══ Text provided ══

Jesus’ secret to joy and life was simple: Die.

“If anyone would come after me,” he said, “let him deny himself and take up his cross and follow me. For whoever would save his life will lose it, but whoever loses his life for my sake and the gospel’s will save it” (Mark 8:34–35).


For disciples of Jesus, the gospel of grace not only plucks them from the easy path to hell but also places them on the hard path to heaven.


“When Christ calls a man,” wrote the German martyr Dietrich Bonhoeffer, “he bids him come and die.”

That’s more than a cute tweet.


A Cross-Shaped Trail

Jesus’ suffering was ultimately so that we would not suffer forever. The greatest accomplishment of Jesus’ mission is something he did on our behalf—substitutionary atonement. But Jesus was not only a substitute, he was also a pioneer (Heb 2:10; 12:2). He not only bears the cross in our place; he also blazes a cross-shaped trail for us to follow.

“A crucifixion of the natural self,” wrote C. S. Lewis, “is the passport to everlasting life. Nothing that has not died will be resurrected.” Meaningful discipleship under Jesus Christ is not the fruit of cool, detached onlooking, however admiring of his teaching we may be. Only the disciple who loses his life for Jesus’ sake, securing the only life worth having, understands who Jesus is and how God’s redemptive purposes in the world operate.

═══
══ Information supplied ══

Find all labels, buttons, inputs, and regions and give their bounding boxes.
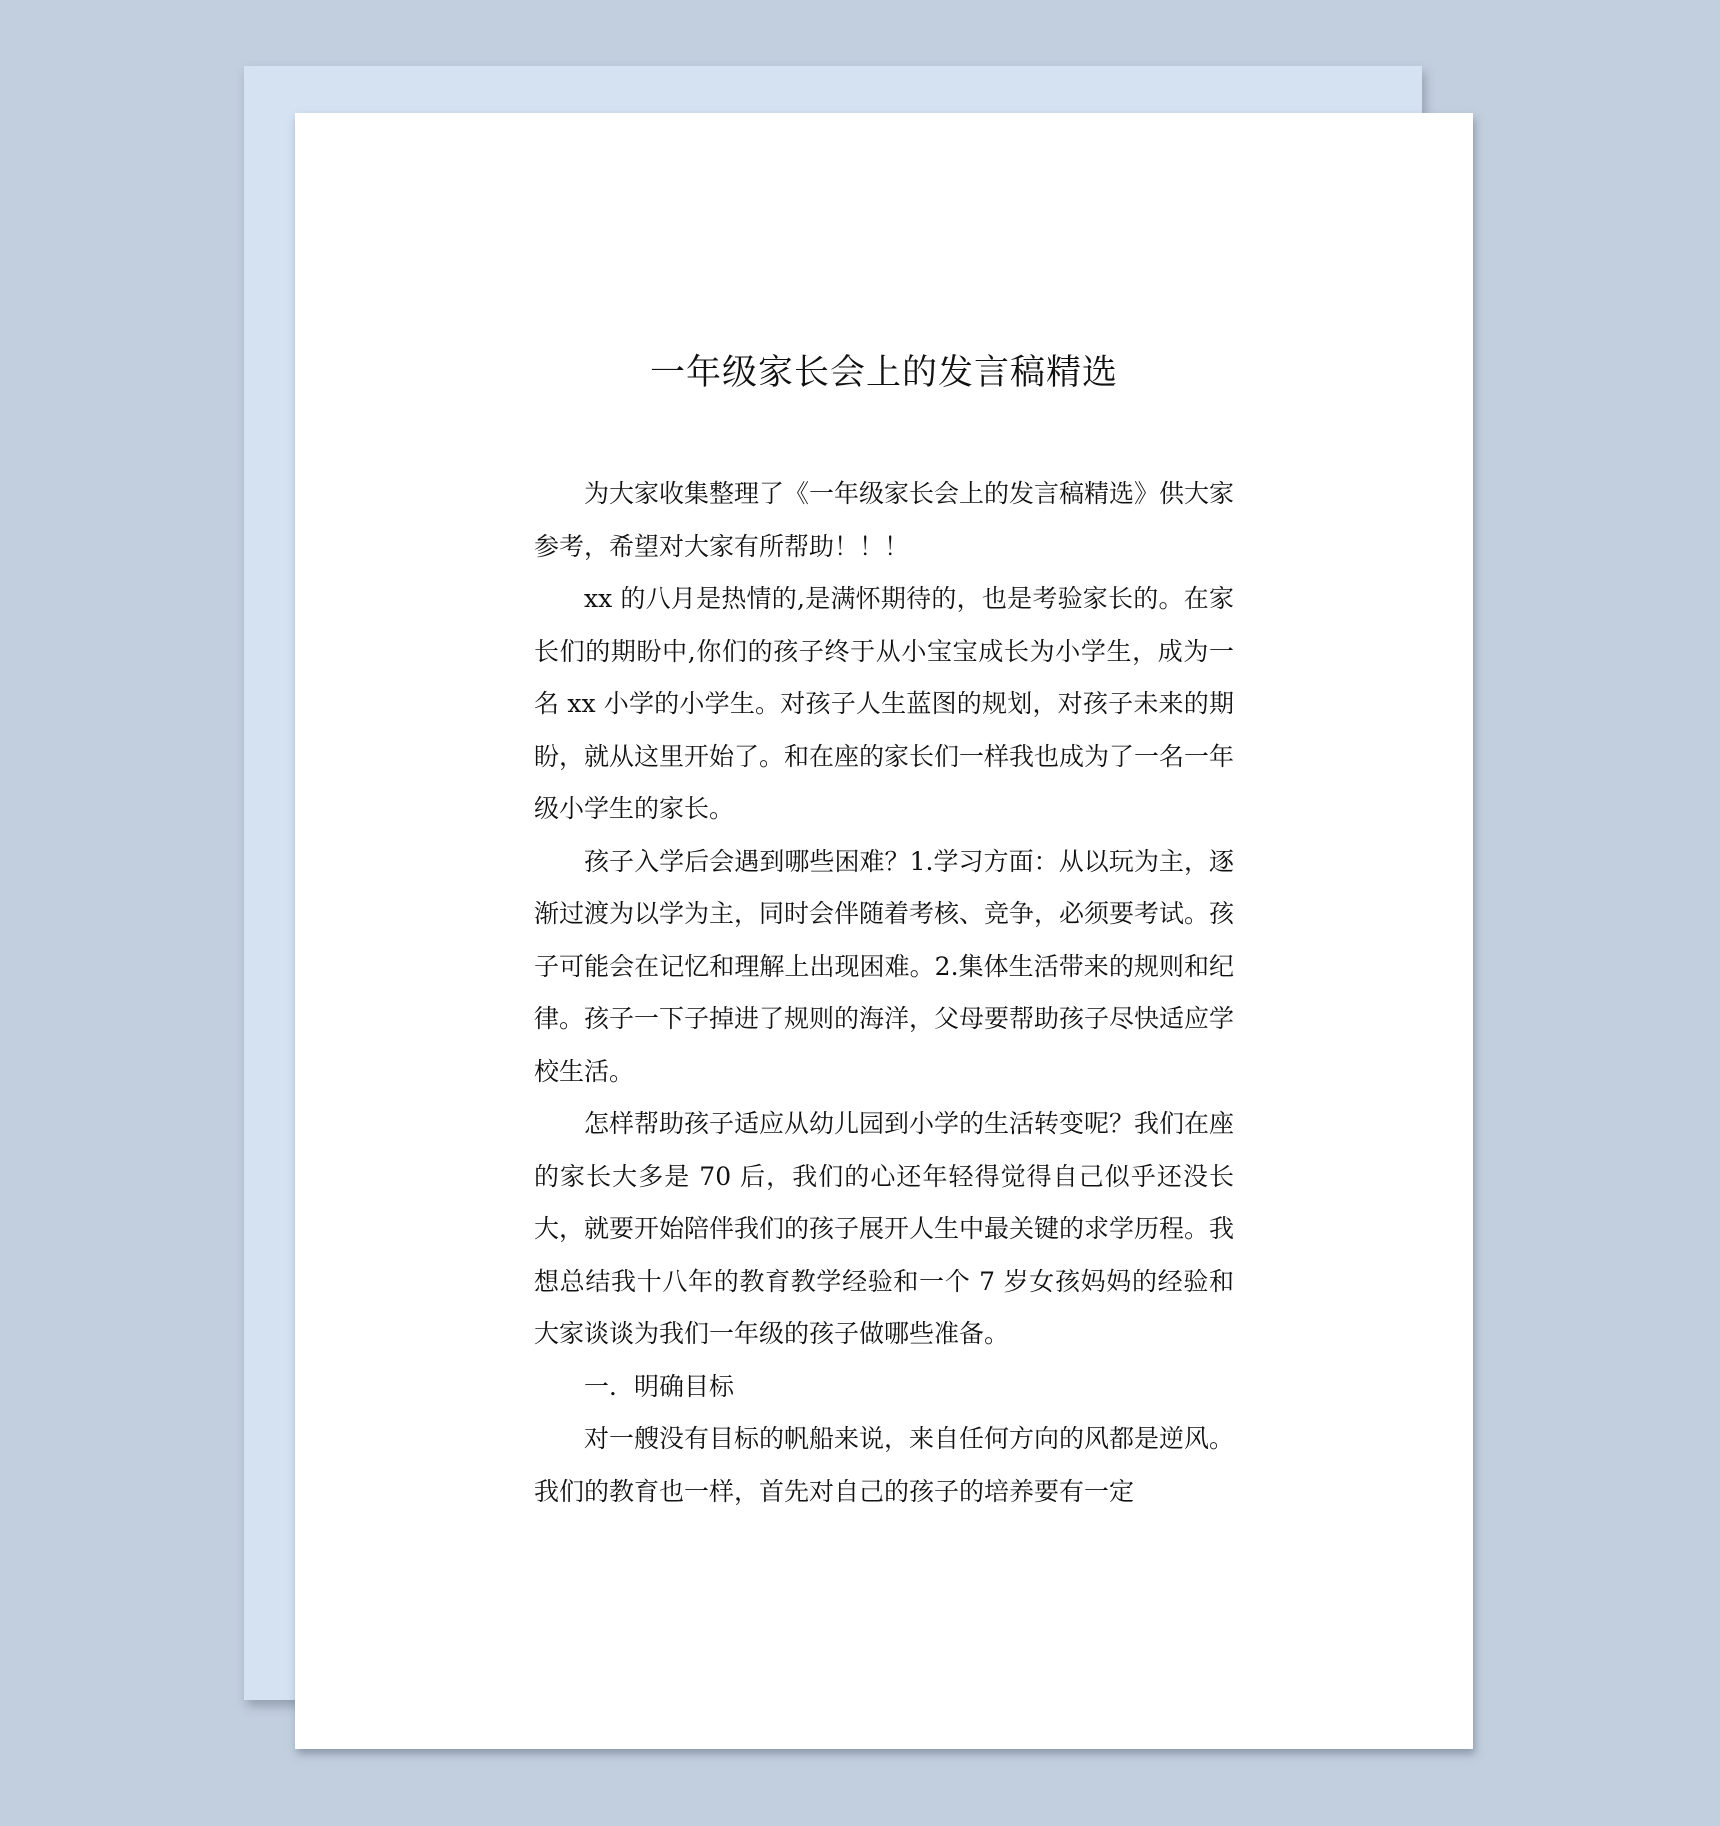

═══

Tasks and exercises:
**a)** Summarize the passage on Jesus' call to self-denial in two sentences.
**b)** Write the next paragraph of the passage on Jesus' call to self-denial, picking up after its last sentence.

The results:
**a)** The passage presents Jesus' secret to joy and life as dying to oneself, citing his words in Mark 8:34–35 that whoever loses his life for his sake and the gospel's will save it, along with Bonhoeffer's line that Christ bids a man come and die. It describes Jesus as both a substitute who bears the cross in our place and a pioneer who blazes a cross-shaped trail for disciples to follow, and it holds that only the disciple who loses his life for Jesus' sake understands who Jesus is and how God's redemptive purposes operate.

**b)**
Have You Died?

To take up the cross is, however, the only path to real, solid joy. To take up the cross is to walk with the One who in great love bore the ultimate cross in our place.

Counterintuitive as it is, the way to save our life is to lose it. Death was the way to life for Jesus. Death is the way to life for Jesus’ disciple. “Die before you die. There is no chance after,” remarks a character in C. S. Lewis’ Till We Have Faces.

If we tunnel into the very heart of Christian discipleship we find, echoing the mission of Jesus himself, this startling principle: loss is gain. Yielding all guarantees receiving all. Glad abandon is our only sanity.


"Against what all our instincts of self-preservation whisper to us every day, total surrender to Jesus is the safest investment we can make."

Our only security is renunciation of all that this world holds secure. The safest and the hardest thing we can ever do.

Jesus is not asking us to try harder. He is asking us to come and die and therefore live.

He is not offering to make us nicer. He is offering to make us new.

Adapted from Dane Ortlund's new book, Defiant Grace: The Surprising Message and Mission of Jesus.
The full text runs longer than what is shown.